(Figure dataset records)
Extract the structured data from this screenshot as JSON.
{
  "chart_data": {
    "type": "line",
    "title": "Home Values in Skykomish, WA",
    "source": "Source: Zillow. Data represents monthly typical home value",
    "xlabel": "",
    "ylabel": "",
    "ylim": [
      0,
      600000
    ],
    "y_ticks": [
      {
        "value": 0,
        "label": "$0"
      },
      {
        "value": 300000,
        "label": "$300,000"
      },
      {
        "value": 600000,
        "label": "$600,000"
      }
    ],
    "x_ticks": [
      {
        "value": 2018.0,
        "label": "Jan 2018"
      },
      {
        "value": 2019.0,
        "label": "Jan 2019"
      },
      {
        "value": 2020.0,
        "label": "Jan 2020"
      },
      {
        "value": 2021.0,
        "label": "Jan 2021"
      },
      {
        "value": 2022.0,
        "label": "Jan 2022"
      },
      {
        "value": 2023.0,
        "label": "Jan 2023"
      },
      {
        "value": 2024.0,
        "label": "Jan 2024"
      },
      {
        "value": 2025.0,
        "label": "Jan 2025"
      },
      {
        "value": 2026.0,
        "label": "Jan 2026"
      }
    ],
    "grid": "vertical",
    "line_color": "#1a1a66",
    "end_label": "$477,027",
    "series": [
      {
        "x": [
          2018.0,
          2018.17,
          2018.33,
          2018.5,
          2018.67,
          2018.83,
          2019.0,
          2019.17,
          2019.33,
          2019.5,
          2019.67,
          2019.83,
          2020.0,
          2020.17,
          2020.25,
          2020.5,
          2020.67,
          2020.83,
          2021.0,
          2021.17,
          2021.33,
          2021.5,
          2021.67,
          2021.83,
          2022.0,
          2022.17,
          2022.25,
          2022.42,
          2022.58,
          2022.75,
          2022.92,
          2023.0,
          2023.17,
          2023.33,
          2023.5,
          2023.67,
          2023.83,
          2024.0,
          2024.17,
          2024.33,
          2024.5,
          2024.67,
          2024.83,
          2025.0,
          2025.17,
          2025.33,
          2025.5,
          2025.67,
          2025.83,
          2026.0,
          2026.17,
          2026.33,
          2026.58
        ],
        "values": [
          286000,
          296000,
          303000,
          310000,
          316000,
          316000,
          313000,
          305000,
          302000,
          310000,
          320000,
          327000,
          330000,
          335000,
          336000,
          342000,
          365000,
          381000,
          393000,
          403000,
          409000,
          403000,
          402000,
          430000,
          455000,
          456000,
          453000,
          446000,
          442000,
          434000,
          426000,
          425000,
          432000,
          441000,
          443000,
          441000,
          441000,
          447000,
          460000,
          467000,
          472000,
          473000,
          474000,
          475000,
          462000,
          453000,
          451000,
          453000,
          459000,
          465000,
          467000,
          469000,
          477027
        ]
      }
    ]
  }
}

→ **Required work**
Reproduce the full listing exactly.

→ **Answer to the problem**
Extract the structured data from this screenshot as JSON.
{
  "chart_data": {
    "type": "line",
    "title": "Home Values in Skykomish, WA",
    "source": "Source: Zillow. Data represents monthly typical home value",
    "xlabel": "",
    "ylabel": "",
    "ylim": [
      0,
      600000
    ],
    "y_ticks": [
      {
        "value": 0,
        "label": "$0"
      },
      {
        "value": 300000,
        "label": "$300,000"
      },
      {
        "value": 600000,
        "label": "$600,000"
      }
    ],
    "x_ticks": [
      {
        "value": 2018.0,
        "label": "Jan 2018"
      },
      {
        "value": 2019.0,
        "label": "Jan 2019"
      },
      {
        "value": 2020.0,
        "label": "Jan 2020"
      },
      {
        "value": 2021.0,
        "label": "Jan 2021"
      },
      {
        "value": 2022.0,
        "label": "Jan 2022"
      },
      {
        "value": 2023.0,
        "label": "Jan 2023"
      },
      {
        "value": 2024.0,
        "label": "Jan 2024"
      },
      {
        "value": 2025.0,
        "label": "Jan 2025"
      },
      {
        "value": 2026.0,
        "label": "Jan 2026"
      }
    ],
    "grid": "vertical",
    "line_color": "#1a1a66",
    "end_label": "$477,027",
    "series": [
      {
        "x": [
          2018.0,
          2018.17,
          2018.33,
          2018.5,
          2018.67,
          2018.83,
          2019.0,
          2019.17,
          2019.33,
          2019.5,
          2019.67,
          2019.83,
          2020.0,
          2020.17,
          2020.25,
          2020.5,
          2020.67,
          2020.83,
          2021.0,
          2021.17,
          2021.33,
          2021.5,
          2021.67,
          2021.83,
          2022.0,
          2022.17,
          2022.25,
          2022.42,
          2022.58,
          2022.75,
          2022.92,
          2023.0,
          2023.17,
          2023.33,
          2023.5,
          2023.67,
          2023.83,
          2024.0,
          2024.17,
          2024.33,
          2024.5,
          2024.67,
          2024.83,
          2025.0,
          2025.17,
          2025.33,
          2025.5,
          2025.67,
          2025.83,
          2026.0,
          2026.17,
          2026.33,
          2026.58
        ],
        "values": [
          286000,
          296000,
          303000,
          310000,
          316000,
          316000,
          313000,
          305000,
          302000,
          310000,
          320000,
          327000,
          330000,
          335000,
          336000,
          342000,
          365000,
          381000,
          393000,
          403000,
          409000,
          403000,
          402000,
          430000,
          455000,
          456000,
          453000,
          446000,
          442000,
          434000,
          426000,
          425000,
          432000,
          441000,
          443000,
          441000,
          441000,
          447000,
          460000,
          467000,
          472000,
          473000,
          474000,
          475000,
          462000,
          453000,
          451000,
          453000,
          459000,
          465000,
          467000,
          469000,
          477027
        ]
      }
    ]
  }
}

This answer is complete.